>>>>

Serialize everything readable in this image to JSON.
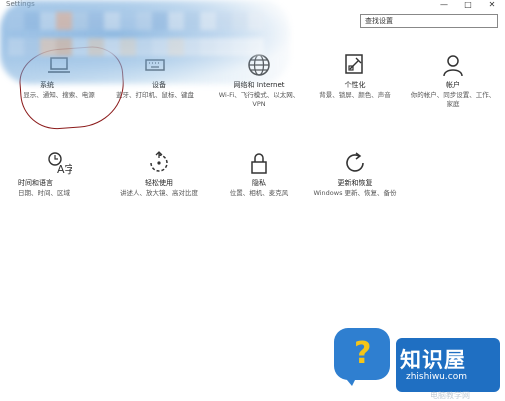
{
  "window": {
    "title": "Settings",
    "controls": [
      "—",
      "□",
      "✕"
    ]
  },
  "search": {
    "placeholder": "查找设置"
  },
  "tiles": [
    {
      "icon": "laptop-icon",
      "name": "系统",
      "desc": "显示、通知、搜索、电源"
    },
    {
      "icon": "keyboard-icon",
      "name": "设备",
      "desc": "蓝牙、打印机、鼠标、键盘"
    },
    {
      "icon": "globe-icon",
      "name": "网络和 Internet",
      "desc": "Wi-Fi、飞行模式、以太网、VPN"
    },
    {
      "icon": "personalization-icon",
      "name": "个性化",
      "desc": "背景、锁屏、颜色、声音"
    },
    {
      "icon": "user-icon",
      "name": "帐户",
      "desc": "你的帐户、同步设置、工作、家庭"
    },
    {
      "icon": "time-language-icon",
      "name": "时间和语言",
      "desc": "日期、时间、区域"
    },
    {
      "icon": "ease-of-access-icon",
      "name": "轻松使用",
      "desc": "讲述人、放大镜、高对比度"
    },
    {
      "icon": "lock-icon",
      "name": "隐私",
      "desc": "位置、相机、麦克风"
    },
    {
      "icon": "update-icon",
      "name": "更新和恢复",
      "desc": "Windows 更新、恢复、备份"
    }
  ],
  "watermark": {
    "title": "知识屋",
    "url": "zhishiwu.com",
    "bottom": "电脑教学网",
    "colors": {
      "bubble": "#2f7fd0",
      "question": "#f5c518"
    }
  }
}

<<<<

Given instruction: The required answer is a single number: the count of lines in the entries that hold the string "name".

Exercise result: 9